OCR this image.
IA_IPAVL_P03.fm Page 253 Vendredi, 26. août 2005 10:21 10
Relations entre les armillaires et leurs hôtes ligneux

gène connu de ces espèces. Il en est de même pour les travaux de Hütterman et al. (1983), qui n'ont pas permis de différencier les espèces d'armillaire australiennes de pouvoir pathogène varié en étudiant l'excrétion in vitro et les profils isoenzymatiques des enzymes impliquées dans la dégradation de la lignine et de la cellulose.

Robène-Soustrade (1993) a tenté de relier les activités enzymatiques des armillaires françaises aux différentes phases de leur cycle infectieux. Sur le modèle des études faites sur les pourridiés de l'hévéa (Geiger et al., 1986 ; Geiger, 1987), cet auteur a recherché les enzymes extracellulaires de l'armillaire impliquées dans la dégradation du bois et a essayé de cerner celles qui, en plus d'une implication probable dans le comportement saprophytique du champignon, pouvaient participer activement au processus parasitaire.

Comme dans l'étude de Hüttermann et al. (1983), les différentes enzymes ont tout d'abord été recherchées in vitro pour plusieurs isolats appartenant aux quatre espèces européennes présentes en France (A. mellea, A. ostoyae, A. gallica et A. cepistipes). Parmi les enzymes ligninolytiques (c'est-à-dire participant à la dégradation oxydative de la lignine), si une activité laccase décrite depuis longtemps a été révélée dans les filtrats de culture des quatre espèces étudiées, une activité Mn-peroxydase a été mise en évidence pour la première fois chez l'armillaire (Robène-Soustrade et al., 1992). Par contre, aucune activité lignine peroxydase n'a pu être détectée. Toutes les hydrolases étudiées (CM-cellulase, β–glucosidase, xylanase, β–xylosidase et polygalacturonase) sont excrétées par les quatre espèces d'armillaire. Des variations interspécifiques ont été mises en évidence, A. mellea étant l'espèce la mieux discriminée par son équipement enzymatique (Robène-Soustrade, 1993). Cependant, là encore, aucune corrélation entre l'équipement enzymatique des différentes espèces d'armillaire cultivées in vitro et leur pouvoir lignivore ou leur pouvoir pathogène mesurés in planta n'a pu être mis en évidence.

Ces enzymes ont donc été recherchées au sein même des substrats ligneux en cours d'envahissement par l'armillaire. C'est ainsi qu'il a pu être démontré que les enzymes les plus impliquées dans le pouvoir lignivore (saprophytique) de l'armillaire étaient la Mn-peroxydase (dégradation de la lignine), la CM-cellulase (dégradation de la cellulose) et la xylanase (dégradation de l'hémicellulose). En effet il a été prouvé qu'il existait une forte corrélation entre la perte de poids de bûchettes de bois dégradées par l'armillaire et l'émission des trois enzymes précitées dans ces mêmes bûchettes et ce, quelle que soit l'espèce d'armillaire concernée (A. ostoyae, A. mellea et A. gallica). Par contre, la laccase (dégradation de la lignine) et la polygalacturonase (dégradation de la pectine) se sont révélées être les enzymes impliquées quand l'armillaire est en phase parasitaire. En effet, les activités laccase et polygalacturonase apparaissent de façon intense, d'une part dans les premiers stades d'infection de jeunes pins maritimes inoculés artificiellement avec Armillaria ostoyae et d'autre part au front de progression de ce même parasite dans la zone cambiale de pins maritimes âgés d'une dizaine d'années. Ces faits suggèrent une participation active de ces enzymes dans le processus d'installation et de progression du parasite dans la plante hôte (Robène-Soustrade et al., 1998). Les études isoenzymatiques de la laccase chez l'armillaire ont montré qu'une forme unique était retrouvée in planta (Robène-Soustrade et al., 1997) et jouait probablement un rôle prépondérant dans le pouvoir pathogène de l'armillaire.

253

------------------------------

__What you are asked to do__
Transcribe every entry verbatim.

__Worked solution__
OCR this image.
IA_IPAVL_P03.fm Page 253 Vendredi, 26. août 2005 10:21 10
Relations entre les armillaires et leurs hôtes ligneux

gène connu de ces espèces. Il en est de même pour les travaux de Hütterman et al. (1983), qui n'ont pas permis de différencier les espèces d'armillaire australiennes de pouvoir pathogène varié en étudiant l'excrétion in vitro et les profils isoenzymatiques des enzymes impliquées dans la dégradation de la lignine et de la cellulose.

Robène-Soustrade (1993) a tenté de relier les activités enzymatiques des armillaires françaises aux différentes phases de leur cycle infectieux. Sur le modèle des études faites sur les pourridiés de l'hévéa (Geiger et al., 1986 ; Geiger, 1987), cet auteur a recherché les enzymes extracellulaires de l'armillaire impliquées dans la dégradation du bois et a essayé de cerner celles qui, en plus d'une implication probable dans le comportement saprophytique du champignon, pouvaient participer activement au processus parasitaire.

Comme dans l'étude de Hüttermann et al. (1983), les différentes enzymes ont tout d'abord été recherchées in vitro pour plusieurs isolats appartenant aux quatre espèces européennes présentes en France (A. mellea, A. ostoyae, A. gallica et A. cepistipes). Parmi les enzymes ligninolytiques (c'est-à-dire participant à la dégradation oxydative de la lignine), si une activité laccase décrite depuis longtemps a été révélée dans les filtrats de culture des quatre espèces étudiées, une activité Mn-peroxydase a été mise en évidence pour la première fois chez l'armillaire (Robène-Soustrade et al., 1992). Par contre, aucune activité lignine peroxydase n'a pu être détectée. Toutes les hydrolases étudiées (CM-cellulase, β–glucosidase, xylanase, β–xylosidase et polygalacturonase) sont excrétées par les quatre espèces d'armillaire. Des variations interspécifiques ont été mises en évidence, A. mellea étant l'espèce la mieux discriminée par son équipement enzymatique (Robène-Soustrade, 1993). Cependant, là encore, aucune corrélation entre l'équipement enzymatique des différentes espèces d'armillaire cultivées in vitro et leur pouvoir lignivore ou leur pouvoir pathogène mesurés in planta n'a pu être mis en évidence.

Ces enzymes ont donc été recherchées au sein même des substrats ligneux en cours d'envahissement par l'armillaire. C'est ainsi qu'il a pu être démontré que les enzymes les plus impliquées dans le pouvoir lignivore (saprophytique) de l'armillaire étaient la Mn-peroxydase (dégradation de la lignine), la CM-cellulase (dégradation de la cellulose) et la xylanase (dégradation de l'hémicellulose). En effet il a été prouvé qu'il existait une forte corrélation entre la perte de poids de bûchettes de bois dégradées par l'armillaire et l'émission des trois enzymes précitées dans ces mêmes bûchettes et ce, quelle que soit l'espèce d'armillaire concernée (A. ostoyae, A. mellea et A. gallica). Par contre, la laccase (dégradation de la lignine) et la polygalacturonase (dégradation de la pectine) se sont révélées être les enzymes impliquées quand l'armillaire est en phase parasitaire. En effet, les activités laccase et polygalacturonase apparaissent de façon intense, d'une part dans les premiers stades d'infection de jeunes pins maritimes inoculés artificiellement avec Armillaria ostoyae et d'autre part au front de progression de ce même parasite dans la zone cambiale de pins maritimes âgés d'une dizaine d'années. Ces faits suggèrent une participation active de ces enzymes dans le processus d'installation et de progression du parasite dans la plante hôte (Robène-Soustrade et al., 1998). Les études isoenzymatiques de la laccase chez l'armillaire ont montré qu'une forme unique était retrouvée in planta (Robène-Soustrade et al., 1997) et jouait probablement un rôle prépondérant dans le pouvoir pathogène de l'armillaire.

253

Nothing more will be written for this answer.